### [Task goal]
Return every line in the records below that contains the word "pages", copying each line in full.

### [Recorded information]
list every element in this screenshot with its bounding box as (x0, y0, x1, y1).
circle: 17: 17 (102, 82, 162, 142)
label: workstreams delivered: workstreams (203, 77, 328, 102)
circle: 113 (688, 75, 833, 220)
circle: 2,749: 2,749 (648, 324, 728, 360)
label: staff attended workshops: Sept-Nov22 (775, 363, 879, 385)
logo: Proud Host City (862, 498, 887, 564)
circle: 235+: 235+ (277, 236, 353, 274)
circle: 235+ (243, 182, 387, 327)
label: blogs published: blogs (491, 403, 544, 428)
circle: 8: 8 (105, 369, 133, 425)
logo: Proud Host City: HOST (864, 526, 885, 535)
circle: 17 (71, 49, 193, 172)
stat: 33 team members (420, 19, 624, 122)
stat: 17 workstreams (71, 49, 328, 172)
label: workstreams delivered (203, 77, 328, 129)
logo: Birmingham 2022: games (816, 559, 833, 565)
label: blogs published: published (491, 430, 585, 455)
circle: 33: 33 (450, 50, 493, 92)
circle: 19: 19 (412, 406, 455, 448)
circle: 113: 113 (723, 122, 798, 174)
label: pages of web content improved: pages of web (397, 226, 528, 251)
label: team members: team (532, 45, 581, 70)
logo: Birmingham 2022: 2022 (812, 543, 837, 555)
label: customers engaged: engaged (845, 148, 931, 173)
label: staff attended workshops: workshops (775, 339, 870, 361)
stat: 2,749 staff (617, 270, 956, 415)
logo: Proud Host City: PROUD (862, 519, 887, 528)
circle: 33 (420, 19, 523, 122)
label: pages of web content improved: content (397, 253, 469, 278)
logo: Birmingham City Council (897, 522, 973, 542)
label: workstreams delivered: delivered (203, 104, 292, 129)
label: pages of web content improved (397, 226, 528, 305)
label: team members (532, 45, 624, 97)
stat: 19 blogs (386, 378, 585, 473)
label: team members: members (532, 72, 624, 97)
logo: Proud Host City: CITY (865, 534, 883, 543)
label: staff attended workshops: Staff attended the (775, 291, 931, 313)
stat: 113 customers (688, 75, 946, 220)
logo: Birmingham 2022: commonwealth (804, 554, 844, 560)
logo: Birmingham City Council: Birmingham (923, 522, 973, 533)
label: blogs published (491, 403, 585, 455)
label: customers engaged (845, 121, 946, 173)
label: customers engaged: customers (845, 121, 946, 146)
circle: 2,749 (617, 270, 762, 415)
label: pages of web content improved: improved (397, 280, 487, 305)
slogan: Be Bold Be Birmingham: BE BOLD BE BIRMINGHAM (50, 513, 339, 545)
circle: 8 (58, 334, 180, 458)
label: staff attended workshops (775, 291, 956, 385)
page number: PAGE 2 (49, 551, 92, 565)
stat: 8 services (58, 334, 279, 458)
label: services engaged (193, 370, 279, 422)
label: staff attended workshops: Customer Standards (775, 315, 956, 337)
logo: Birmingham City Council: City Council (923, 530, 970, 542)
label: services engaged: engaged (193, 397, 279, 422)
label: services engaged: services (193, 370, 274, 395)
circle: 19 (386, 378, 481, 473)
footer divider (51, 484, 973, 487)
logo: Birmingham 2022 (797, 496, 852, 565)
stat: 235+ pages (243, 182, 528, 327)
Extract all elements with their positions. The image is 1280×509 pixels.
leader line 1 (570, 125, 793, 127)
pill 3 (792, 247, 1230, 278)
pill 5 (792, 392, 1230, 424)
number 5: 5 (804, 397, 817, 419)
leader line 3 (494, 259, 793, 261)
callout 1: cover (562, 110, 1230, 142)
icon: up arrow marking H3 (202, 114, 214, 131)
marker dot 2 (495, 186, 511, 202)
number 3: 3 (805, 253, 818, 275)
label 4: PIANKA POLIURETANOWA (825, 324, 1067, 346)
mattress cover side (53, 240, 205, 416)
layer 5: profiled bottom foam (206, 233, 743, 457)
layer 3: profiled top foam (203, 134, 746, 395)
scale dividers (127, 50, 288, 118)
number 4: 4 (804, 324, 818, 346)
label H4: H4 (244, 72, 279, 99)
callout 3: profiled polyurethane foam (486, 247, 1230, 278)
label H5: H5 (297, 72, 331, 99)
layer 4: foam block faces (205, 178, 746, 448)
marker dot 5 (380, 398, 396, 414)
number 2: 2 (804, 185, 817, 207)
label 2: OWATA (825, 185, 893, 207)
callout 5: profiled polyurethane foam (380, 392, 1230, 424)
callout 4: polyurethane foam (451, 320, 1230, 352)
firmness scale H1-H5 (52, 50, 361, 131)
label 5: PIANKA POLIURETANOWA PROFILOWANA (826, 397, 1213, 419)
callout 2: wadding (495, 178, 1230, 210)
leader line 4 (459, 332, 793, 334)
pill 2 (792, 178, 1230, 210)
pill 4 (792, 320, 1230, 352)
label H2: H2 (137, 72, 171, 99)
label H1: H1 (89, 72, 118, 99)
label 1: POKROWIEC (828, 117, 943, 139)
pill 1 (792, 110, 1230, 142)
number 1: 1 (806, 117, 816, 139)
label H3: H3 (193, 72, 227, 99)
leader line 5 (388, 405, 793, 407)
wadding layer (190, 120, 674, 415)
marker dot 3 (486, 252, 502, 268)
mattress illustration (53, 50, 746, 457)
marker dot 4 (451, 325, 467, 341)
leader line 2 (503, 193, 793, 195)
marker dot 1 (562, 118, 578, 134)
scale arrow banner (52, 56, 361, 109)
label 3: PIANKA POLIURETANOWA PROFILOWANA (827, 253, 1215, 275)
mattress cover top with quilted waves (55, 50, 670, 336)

### [Answer to this task]
label: pages of web content improved: pages of web (397, 226, 528, 251)
label: pages of web content improved: content (397, 253, 469, 278)
label: pages of web content improved (397, 226, 528, 305)
label: pages of web content improved: improved (397, 280, 487, 305)
stat: 235+ pages (243, 182, 528, 327)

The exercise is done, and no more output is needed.